_DIRECTIVE_. Transcribe each of the records below exactly, excluding all pictures.
* * * * *
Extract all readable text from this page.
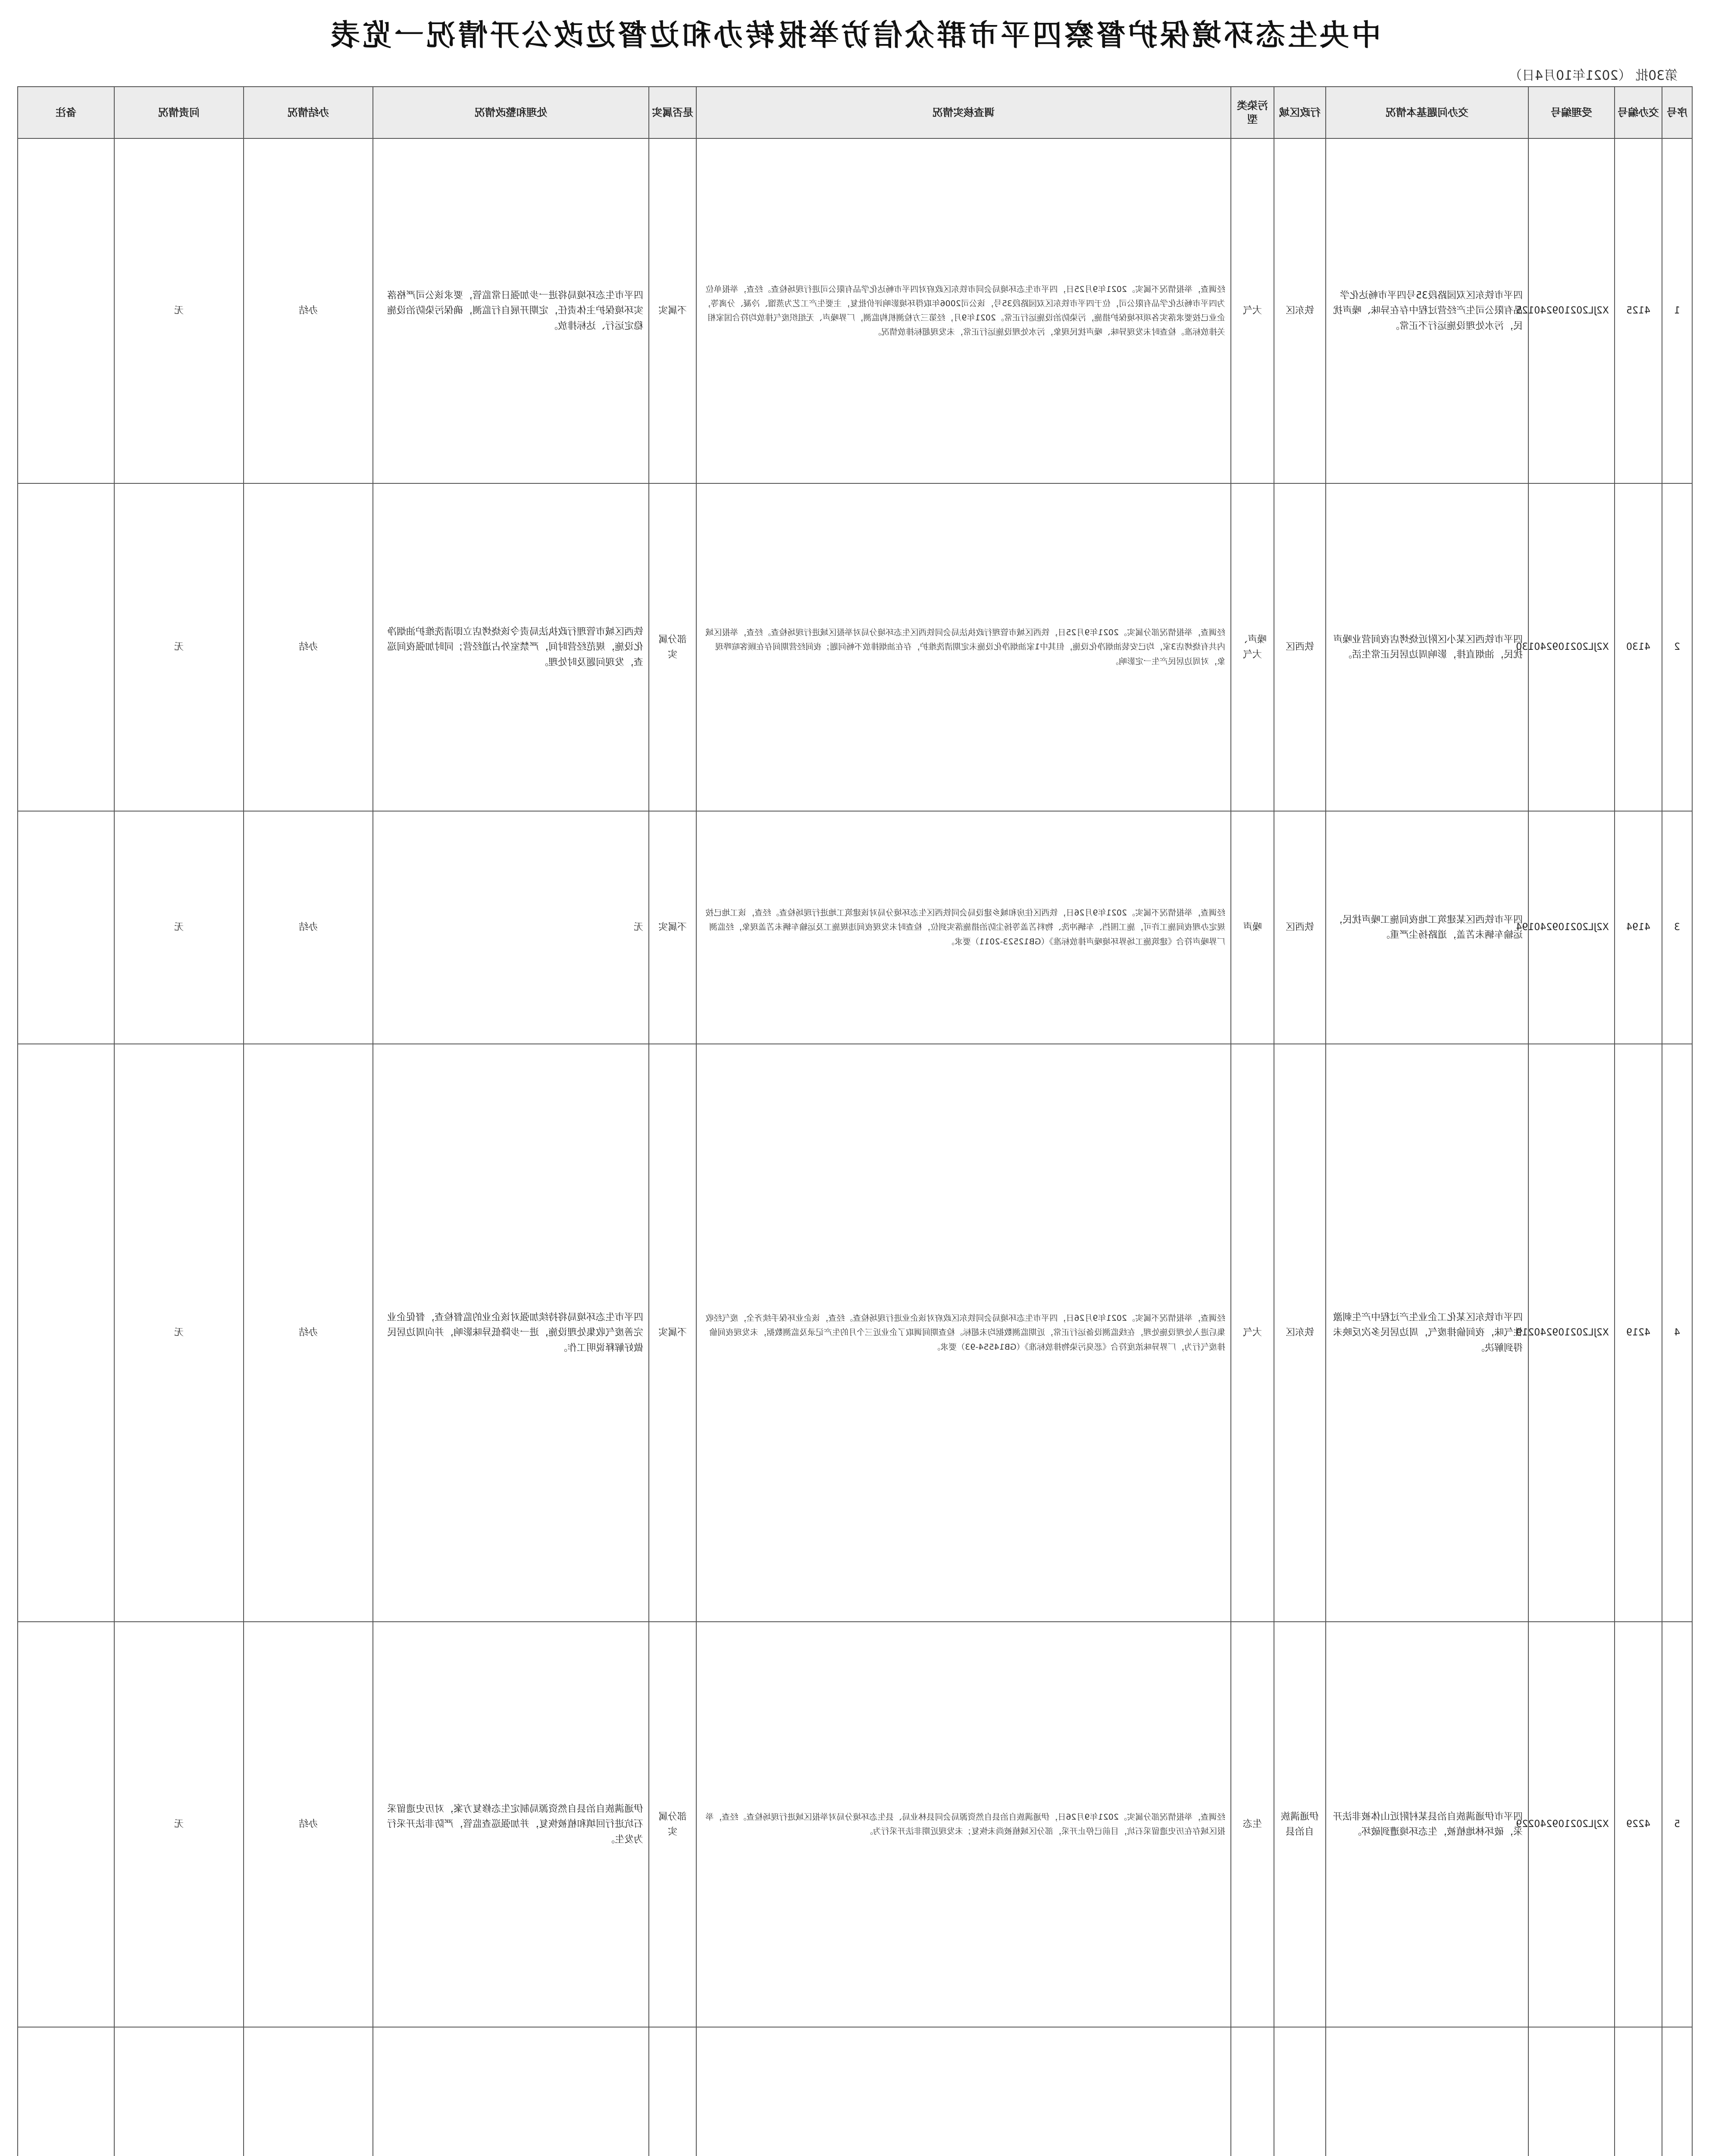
中央生态环境保护督察四平市群众信访举报转办和边督边改公开情况一览表
第30批 （2021年10月4日）
序号	交办编号	受理编号	交办问题基本情况	行政区域	污染类型	调查核实情况	是否属实	处理和整改情况	办结情况	问责情况	备注
1	4125	X2JL202109240125	四平市铁东区双园路段35号四平市畅达化学品有限公司生产经营过程中存在异味、噪声扰民，污水处理设施运行不正常。	铁东区	大气	经调查，举报情况不属实。2021年9月25日，四平市生态环境局会同市铁东区政府对四平市畅达化学品有限公司进行现场检查。经查，举报单位为四平市畅达化学品有限公司，位于四平市铁东区双园路段35号，该公司2006年取得环境影响评价批复，主要生产工艺为蒸馏、冷凝、分离等，企业已按要求落实各项环境保护措施，污染防治设施运行正常。2021年9月，经第三方检测机构监测，厂界噪声、无组织废气排放均符合国家相关排放标准。检查时未发现异味、噪声扰民现象，污水处理设施运行正常，未发现超标排放情况。	不属实	四平市生态环境局将进一步加强日常监管，要求该公司严格落实环境保护主体责任，定期开展自行监测，确保污染防治设施稳定运行、达标排放。	办结	无	
2	4130	X2JL202109240130	四平市铁西区某小区附近烧烤店夜间营业噪声扰民，油烟直排，影响周边居民正常生活。	铁西区	噪声、大气	经调查，举报情况部分属实。2021年9月25日，铁西区城市管理行政执法局会同铁西区生态环境分局对举报区域进行现场检查。经查，举报区域内共有烧烤店3家，均已安装油烟净化设施，但其中1家油烟净化设施未定期清洗维护，存在油烟排放不畅问题；夜间经营期间存在顾客喧哗现象，对周边居民产生一定影响。	部分属实	铁西区城市管理行政执法局责令该烧烤店立即清洗维护油烟净化设施，规范经营时间，严禁室外占道经营；同时加强夜间巡查，发现问题及时处理。	办结	无	
3	4194	X2JL202109240194	四平市铁西区某建筑工地夜间施工噪声扰民，运输车辆未苫盖，道路扬尘严重。	铁西区	噪声	经调查，举报情况不属实。2021年9月26日，铁西区住房和城乡建设局会同铁西区生态环境分局对该建筑工地进行现场检查。经查，该工地已按规定办理夜间施工许可，施工围挡、车辆冲洗、物料苫盖等扬尘防治措施落实到位，检查时未发现夜间违规施工及运输车辆未苫盖现象，经监测厂界噪声符合《建筑施工场界环境噪声排放标准》（GB12523-2011）要求。	不属实	无	办结	无	
4	4219	X2JL202109240219	四平市铁东区某化工企业生产过程中产生刺激性气味，夜间偷排废气，周边居民多次反映未得到解决。	铁东区	大气	经调查，举报情况不属实。2021年9月26日，四平市生态环境局会同铁东区政府对该企业进行现场检查。经查，该企业环保手续齐全，废气经收集后进入处理设施处理，在线监测设备运行正常，近期监测数据均未超标。检查期间调取了企业近三个月的生产记录及监测数据，未发现夜间偷排废气行为，厂界异味浓度符合《恶臭污染物排放标准》（GB14554-93）要求。	不属实	四平市生态环境局将持续加强对该企业的监督检查，督促企业完善废气收集处理设施，进一步降低异味影响，并向周边居民做好解释说明工作。	办结	无	
5	4229	X2JL202109240229	四平市伊通满族自治县某村附近山体被非法开采，破坏林地植被，生态环境遭到破坏。	伊通满族自治县	生态	经调查，举报情况部分属实。2021年9月26日，伊通满族自治县自然资源局会同县林业局、县生态环境分局对举报区域进行现场检查。经查，举报区域存在历史遗留采石坑，目前已停止开采，部分区域植被尚未恢复；未发现近期非法开采行为。	部分属实	伊通满族自治县自然资源局制定生态修复方案，对历史遗留采石坑进行回填和植被恢复，并加强巡查监管，严防非法开采行为发生。	办结	无	
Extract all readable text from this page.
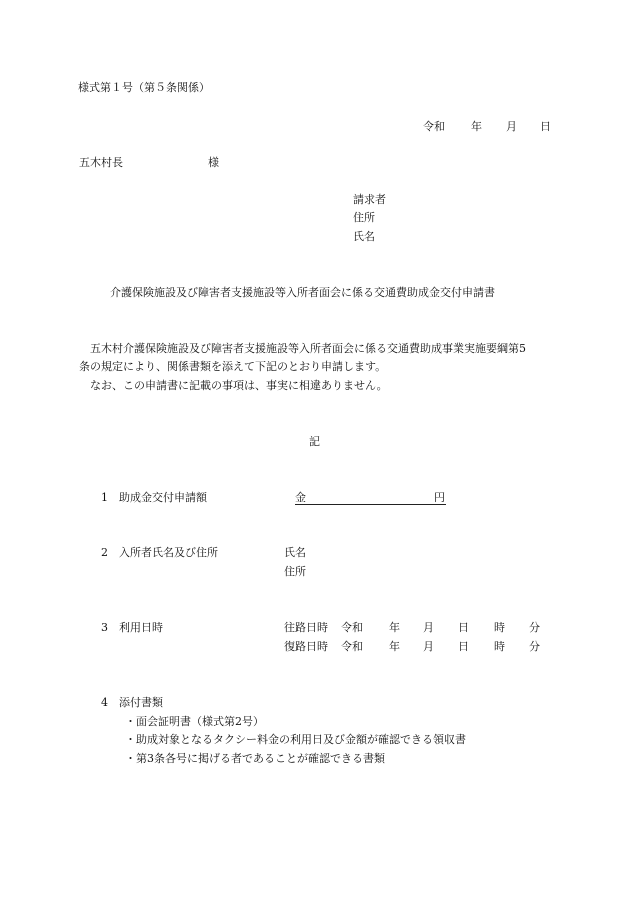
様式第１号（第５条関係）
令和 年 月 日
五木村長	様
請求者
住所
氏名
介護保険施設及び障害者支援施設等入所者面会に係る交通費助成金交付申請書
五木村介護保険施設及び障害者支援施設等入所者面会に係る交通費助成事業実施要綱第5
条の規定により、関係書類を添えて下記のとおり申請します。
なお、この申請書に記載の事項は、事実に相違ありません。
記
1 助成金交付申請額	金	円
2 入所者氏名及び住所	氏名
住所
3 利用日時	往路日時 令和 年 月 日 時 分
復路日時 令和 年 月 日 時 分
4 添付書類
・面会証明書（様式第2号）
・助成対象となるタクシー料金の利用日及び金額が確認できる領収書
・第3条各号に掲げる者であることが確認できる書類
* * * * *
_RESPONSE FOR THIS EXERCISE_.
Extract all readable text from this page.
中央生态环境保护督察四平市群众信访举报转办和边督边改公开情况一览表
第30批 （2021年10月4日）
序号	交办编号	受理编号	交办问题基本情况	行政区域	污染类型	调查核实情况	是否属实	处理和整改情况	办结情况	问责情况	备注
1	4125	X2JL202109240125	四平市铁东区双园路段35号四平市畅达化学品有限公司生产经营过程中存在异味、噪声扰民，污水处理设施运行不正常。	铁东区	大气	经调查，举报情况不属实。2021年9月25日，四平市生态环境局会同市铁东区政府对四平市畅达化学品有限公司进行现场检查。经查，举报单位为四平市畅达化学品有限公司，位于四平市铁东区双园路段35号，该公司2006年取得环境影响评价批复，主要生产工艺为蒸馏、冷凝、分离等，企业已按要求落实各项环境保护措施，污染防治设施运行正常。2021年9月，经第三方检测机构监测，厂界噪声、无组织废气排放均符合国家相关排放标准。检查时未发现异味、噪声扰民现象，污水处理设施运行正常，未发现超标排放情况。	不属实	四平市生态环境局将进一步加强日常监管，要求该公司严格落实环境保护主体责任，定期开展自行监测，确保污染防治设施稳定运行、达标排放。	办结	无	
2	4130	X2JL202109240130	四平市铁西区某小区附近烧烤店夜间营业噪声扰民，油烟直排，影响周边居民正常生活。	铁西区	噪声、大气	经调查，举报情况部分属实。2021年9月25日，铁西区城市管理行政执法局会同铁西区生态环境分局对举报区域进行现场检查。经查，举报区域内共有烧烤店3家，均已安装油烟净化设施，但其中1家油烟净化设施未定期清洗维护，存在油烟排放不畅问题；夜间经营期间存在顾客喧哗现象，对周边居民产生一定影响。	部分属实	铁西区城市管理行政执法局责令该烧烤店立即清洗维护油烟净化设施，规范经营时间，严禁室外占道经营；同时加强夜间巡查，发现问题及时处理。	办结	无	
3	4194	X2JL202109240194	四平市铁西区某建筑工地夜间施工噪声扰民，运输车辆未苫盖，道路扬尘严重。	铁西区	噪声	经调查，举报情况不属实。2021年9月26日，铁西区住房和城乡建设局会同铁西区生态环境分局对该建筑工地进行现场检查。经查，该工地已按规定办理夜间施工许可，施工围挡、车辆冲洗、物料苫盖等扬尘防治措施落实到位，检查时未发现夜间违规施工及运输车辆未苫盖现象，经监测厂界噪声符合《建筑施工场界环境噪声排放标准》（GB12523-2011）要求。	不属实	无	办结	无	
4	4219	X2JL202109240219	四平市铁东区某化工企业生产过程中产生刺激性气味，夜间偷排废气，周边居民多次反映未得到解决。	铁东区	大气	经调查，举报情况不属实。2021年9月26日，四平市生态环境局会同铁东区政府对该企业进行现场检查。经查，该企业环保手续齐全，废气经收集后进入处理设施处理，在线监测设备运行正常，近期监测数据均未超标。检查期间调取了企业近三个月的生产记录及监测数据，未发现夜间偷排废气行为，厂界异味浓度符合《恶臭污染物排放标准》（GB14554-93）要求。	不属实	四平市生态环境局将持续加强对该企业的监督检查，督促企业完善废气收集处理设施，进一步降低异味影响，并向周边居民做好解释说明工作。	办结	无	
5	4229	X2JL202109240229	四平市伊通满族自治县某村附近山体被非法开采，破坏林地植被，生态环境遭到破坏。	伊通满族自治县	生态	经调查，举报情况部分属实。2021年9月26日，伊通满族自治县自然资源局会同县林业局、县生态环境分局对举报区域进行现场检查。经查，举报区域存在历史遗留采石坑，目前已停止开采，部分区域植被尚未恢复；未发现近期非法开采行为。	部分属实	伊通满族自治县自然资源局制定生态修复方案，对历史遗留采石坑进行回填和植被恢复，并加强巡查监管，严防非法开采行为发生。	办结	无	
Extract all readable text from this page.
様式第１号（第５条関係）
令和 年 月 日
五木村長	様
請求者
住所
氏名
介護保険施設及び障害者支援施設等入所者面会に係る交通費助成金交付申請書
五木村介護保険施設及び障害者支援施設等入所者面会に係る交通費助成事業実施要綱第5
条の規定により、関係書類を添えて下記のとおり申請します。
なお、この申請書に記載の事項は、事実に相違ありません。
記
1 助成金交付申請額	金	円
2 入所者氏名及び住所	氏名
住所
3 利用日時	往路日時 令和 年 月 日 時 分
復路日時 令和 年 月 日 時 分
4 添付書類
・面会証明書（様式第2号）
・助成対象となるタクシー料金の利用日及び金額が確認できる領収書
・第3条各号に掲げる者であることが確認できる書類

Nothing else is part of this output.